_Your objective_
Keep the images out and copy every entry below exactly.

_Supplied data_

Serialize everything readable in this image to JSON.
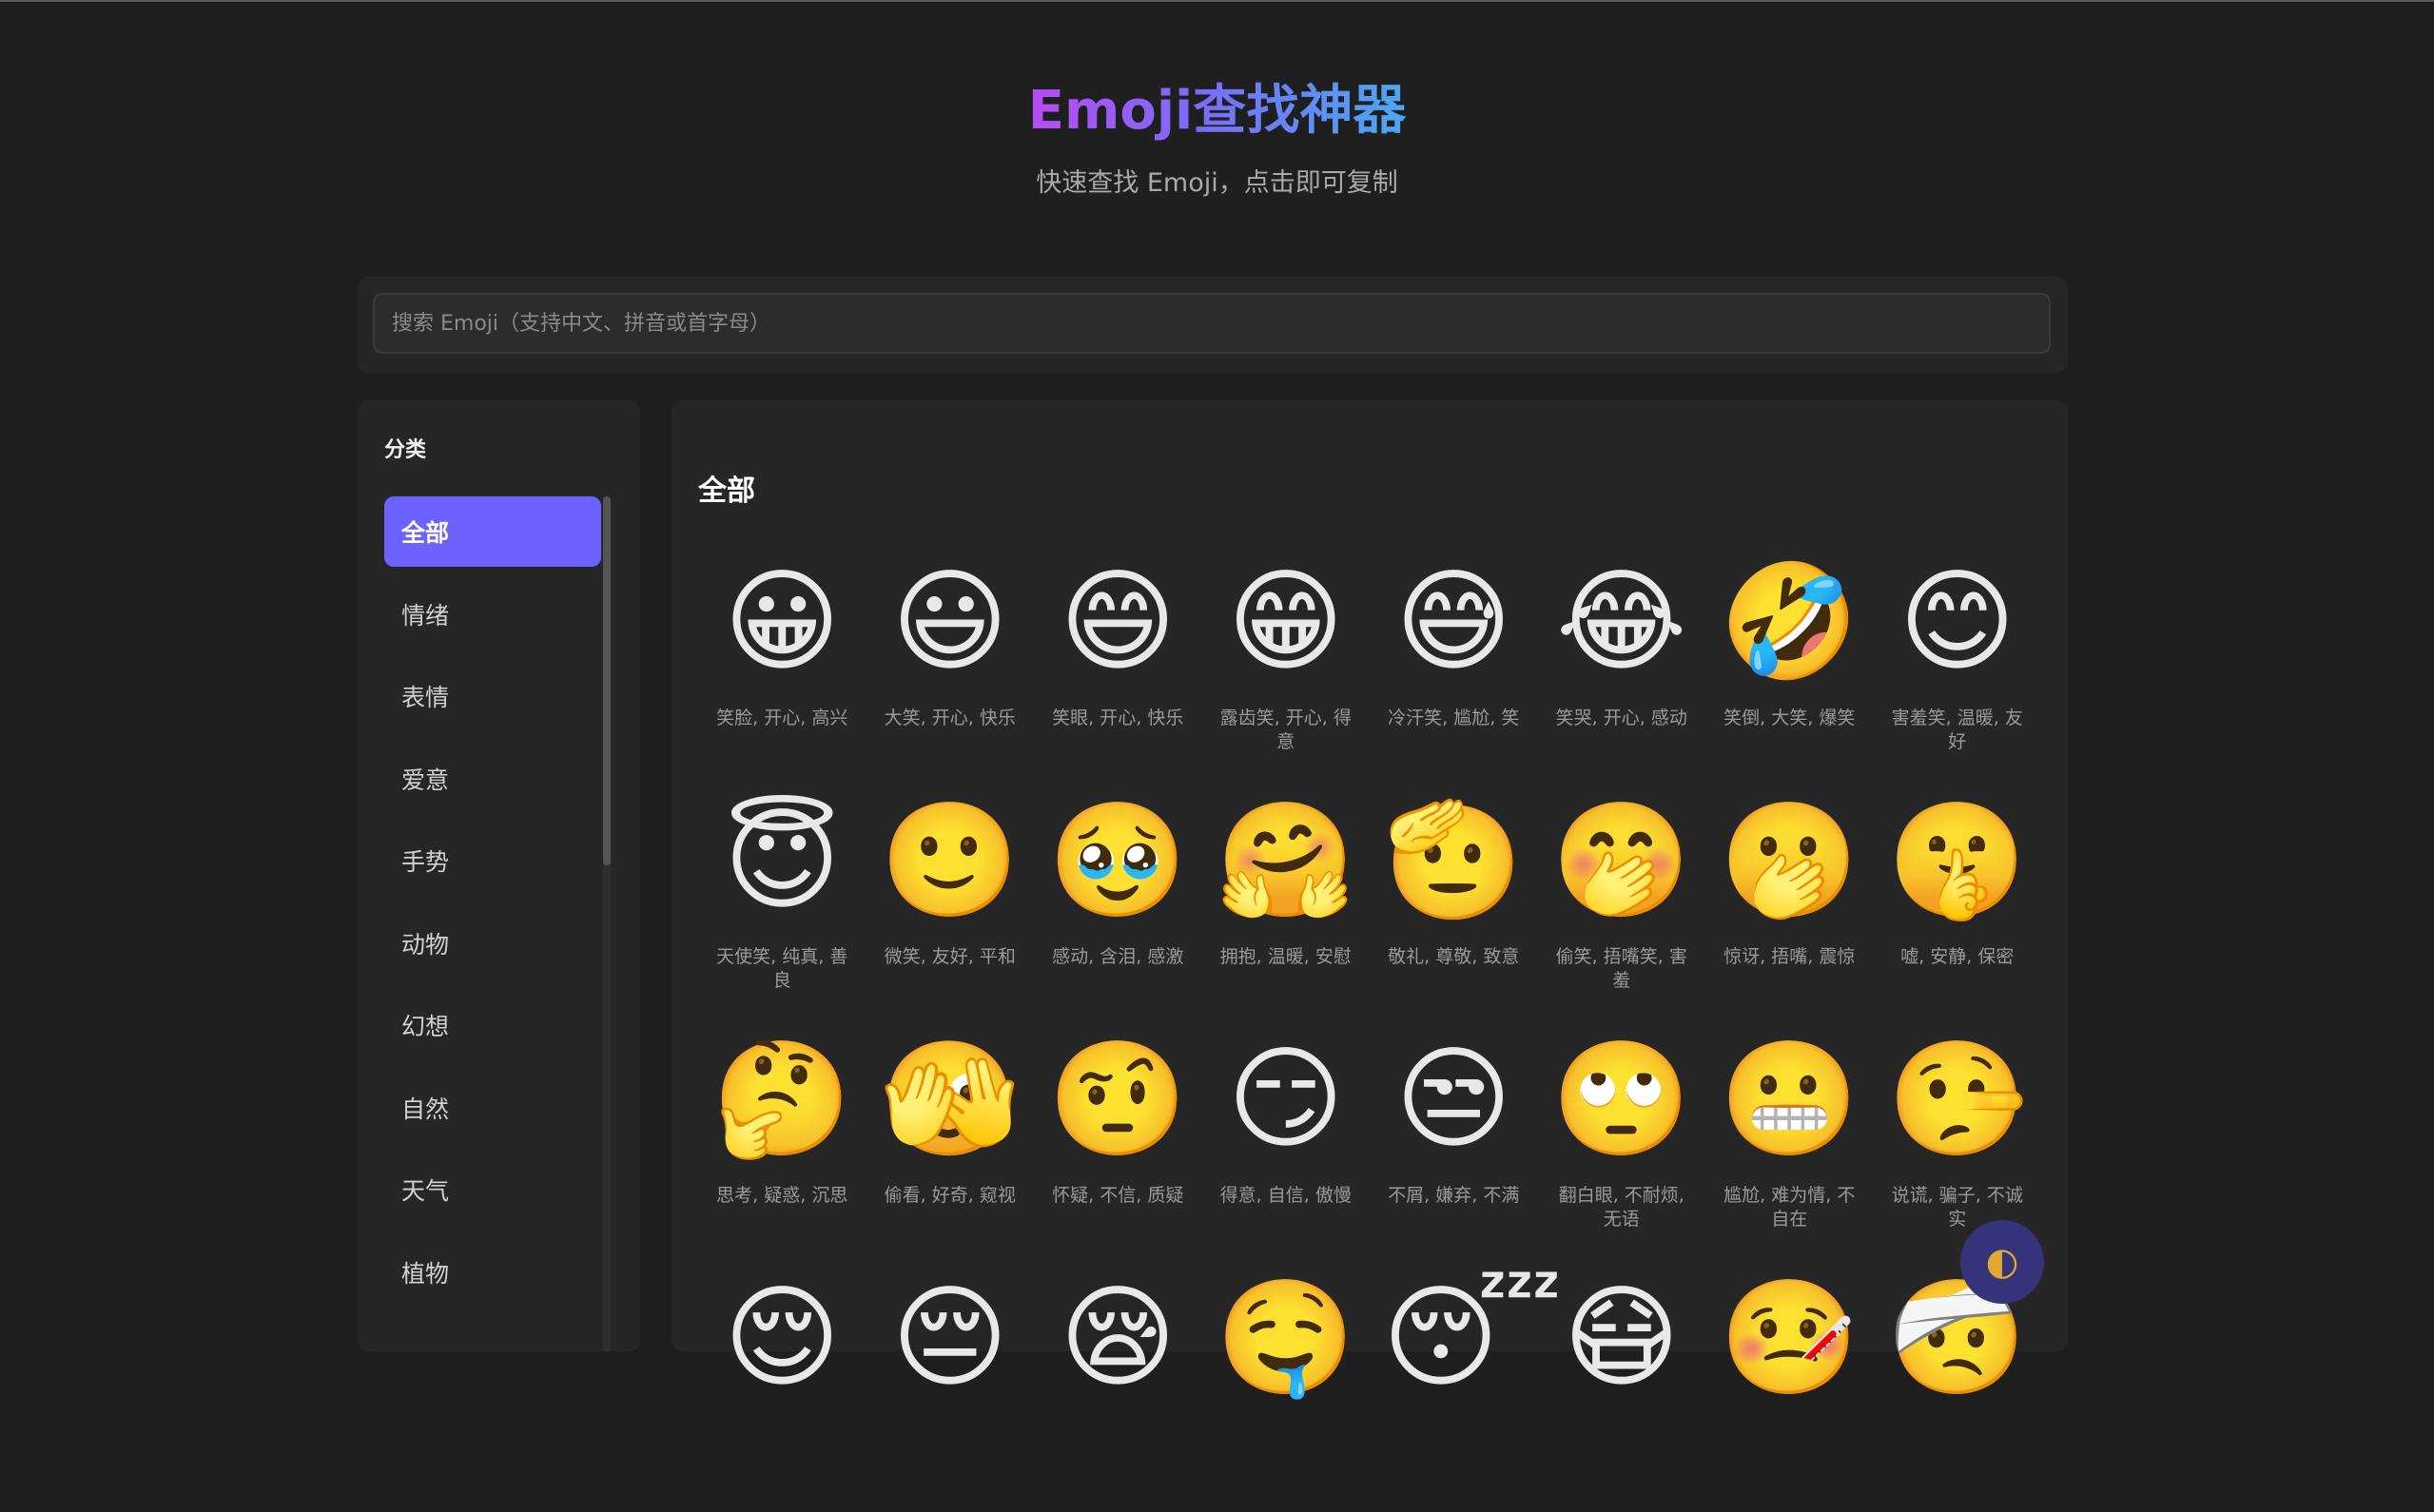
{
  "header": {
    "title": "Emoji查找神器",
    "subtitle": "快速查找 Emoji，点击即可复制"
  },
  "search": {
    "placeholder": "搜索 Emoji（支持中文、拼音或首字母）",
    "value": ""
  },
  "sidebar": {
    "title": "分类",
    "items": [
      "全部",
      "情绪",
      "表情",
      "爱意",
      "手势",
      "动物",
      "幻想",
      "自然",
      "天气",
      "植物"
    ],
    "active": "全部"
  },
  "main": {
    "section_title": "全部",
    "emojis": [
      {
        "char": "😀",
        "label": "笑脸, 开心, 高兴"
      },
      {
        "char": "😃",
        "label": "大笑, 开心, 快乐"
      },
      {
        "char": "😄",
        "label": "笑眼, 开心, 快乐"
      },
      {
        "char": "😁",
        "label": "露齿笑, 开心, 得意"
      },
      {
        "char": "😅",
        "label": "冷汗笑, 尴尬, 笑"
      },
      {
        "char": "😂",
        "label": "笑哭, 开心, 感动"
      },
      {
        "char": "🤣",
        "label": "笑倒, 大笑, 爆笑"
      },
      {
        "char": "😊",
        "label": "害羞笑, 温暖, 友好"
      },
      {
        "char": "😇",
        "label": "天使笑, 纯真, 善良"
      },
      {
        "char": "🙂",
        "label": "微笑, 友好, 平和"
      },
      {
        "char": "🥹",
        "label": "感动, 含泪, 感激"
      },
      {
        "char": "🤗",
        "label": "拥抱, 温暖, 安慰"
      },
      {
        "char": "🫡",
        "label": "敬礼, 尊敬, 致意"
      },
      {
        "char": "🤭",
        "label": "偷笑, 捂嘴笑, 害羞"
      },
      {
        "char": "🫢",
        "label": "惊讶, 捂嘴, 震惊"
      },
      {
        "char": "🤫",
        "label": "嘘, 安静, 保密"
      },
      {
        "char": "🤔",
        "label": "思考, 疑惑, 沉思"
      },
      {
        "char": "🫣",
        "label": "偷看, 好奇, 窥视"
      },
      {
        "char": "🤨",
        "label": "怀疑, 不信, 质疑"
      },
      {
        "char": "😏",
        "label": "得意, 自信, 傲慢"
      },
      {
        "char": "😒",
        "label": "不屑, 嫌弃, 不满"
      },
      {
        "char": "🙄",
        "label": "翻白眼, 不耐烦, 无语"
      },
      {
        "char": "😬",
        "label": "尴尬, 难为情, 不自在"
      },
      {
        "char": "🤥",
        "label": "说谎, 骗子, 不诚实"
      },
      {
        "char": "😌",
        "label": ""
      },
      {
        "char": "😔",
        "label": ""
      },
      {
        "char": "😪",
        "label": ""
      },
      {
        "char": "🤤",
        "label": ""
      },
      {
        "char": "😴",
        "label": ""
      },
      {
        "char": "😷",
        "label": ""
      },
      {
        "char": "🤒",
        "label": ""
      },
      {
        "char": "🤕",
        "label": ""
      }
    ]
  },
  "theme_toggle": {
    "icon": "◐"
  }
}
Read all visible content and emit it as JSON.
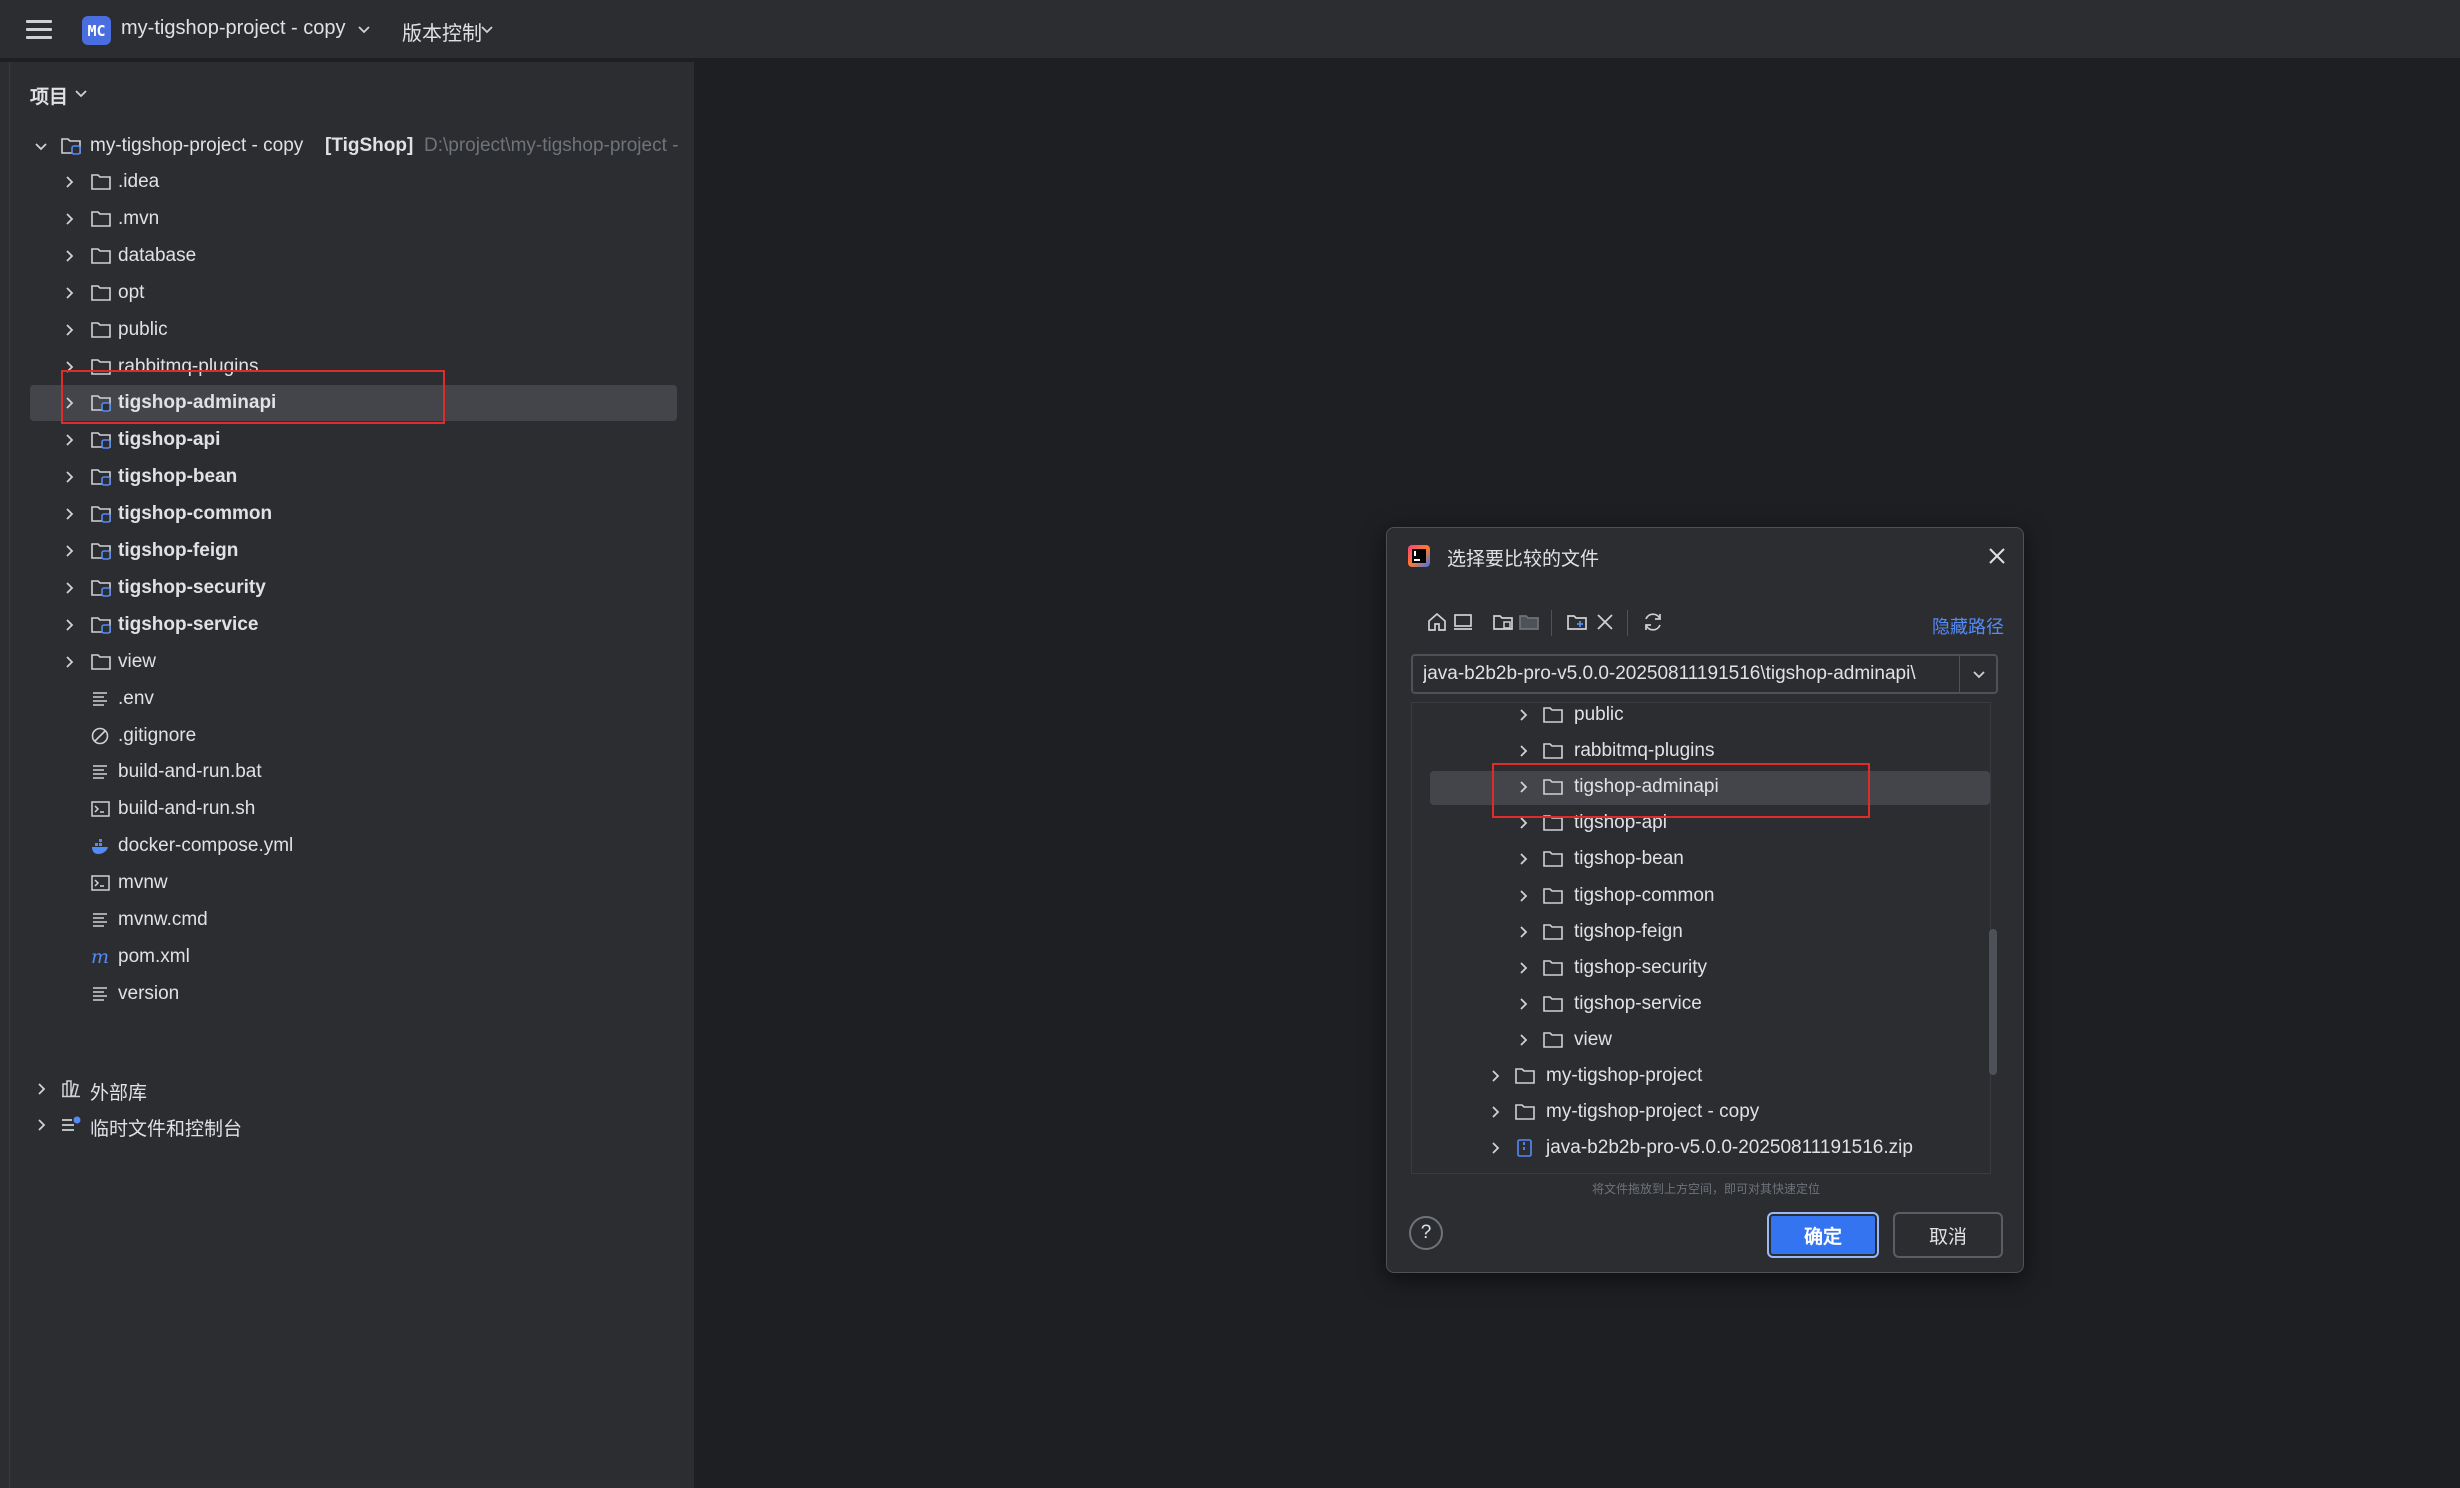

_Exercise response_
Serialize everything readable in this image to JSON.
{
  "header": {
    "title": "Emoji查找神器",
    "subtitle": "快速查找 Emoji，点击即可复制"
  },
  "search": {
    "placeholder": "搜索 Emoji（支持中文、拼音或首字母）",
    "value": ""
  },
  "sidebar": {
    "title": "分类",
    "items": [
      "全部",
      "情绪",
      "表情",
      "爱意",
      "手势",
      "动物",
      "幻想",
      "自然",
      "天气",
      "植物"
    ],
    "active": "全部"
  },
  "main": {
    "section_title": "全部",
    "emojis": [
      {
        "char": "😀",
        "label": "笑脸, 开心, 高兴"
      },
      {
        "char": "😃",
        "label": "大笑, 开心, 快乐"
      },
      {
        "char": "😄",
        "label": "笑眼, 开心, 快乐"
      },
      {
        "char": "😁",
        "label": "露齿笑, 开心, 得意"
      },
      {
        "char": "😅",
        "label": "冷汗笑, 尴尬, 笑"
      },
      {
        "char": "😂",
        "label": "笑哭, 开心, 感动"
      },
      {
        "char": "🤣",
        "label": "笑倒, 大笑, 爆笑"
      },
      {
        "char": "😊",
        "label": "害羞笑, 温暖, 友好"
      },
      {
        "char": "😇",
        "label": "天使笑, 纯真, 善良"
      },
      {
        "char": "🙂",
        "label": "微笑, 友好, 平和"
      },
      {
        "char": "🥹",
        "label": "感动, 含泪, 感激"
      },
      {
        "char": "🤗",
        "label": "拥抱, 温暖, 安慰"
      },
      {
        "char": "🫡",
        "label": "敬礼, 尊敬, 致意"
      },
      {
        "char": "🤭",
        "label": "偷笑, 捂嘴笑, 害羞"
      },
      {
        "char": "🫢",
        "label": "惊讶, 捂嘴, 震惊"
      },
      {
        "char": "🤫",
        "label": "嘘, 安静, 保密"
      },
      {
        "char": "🤔",
        "label": "思考, 疑惑, 沉思"
      },
      {
        "char": "🫣",
        "label": "偷看, 好奇, 窥视"
      },
      {
        "char": "🤨",
        "label": "怀疑, 不信, 质疑"
      },
      {
        "char": "😏",
        "label": "得意, 自信, 傲慢"
      },
      {
        "char": "😒",
        "label": "不屑, 嫌弃, 不满"
      },
      {
        "char": "🙄",
        "label": "翻白眼, 不耐烦, 无语"
      },
      {
        "char": "😬",
        "label": "尴尬, 难为情, 不自在"
      },
      {
        "char": "🤥",
        "label": "说谎, 骗子, 不诚实"
      },
      {
        "char": "😌",
        "label": ""
      },
      {
        "char": "😔",
        "label": ""
      },
      {
        "char": "😪",
        "label": ""
      },
      {
        "char": "🤤",
        "label": ""
      },
      {
        "char": "😴",
        "label": ""
      },
      {
        "char": "😷",
        "label": ""
      },
      {
        "char": "🤒",
        "label": ""
      },
      {
        "char": "🤕",
        "label": ""
      }
    ]
  },
  "theme_toggle": {
    "icon": "◐"
  }
}
Read all visible content and emit it as JSON.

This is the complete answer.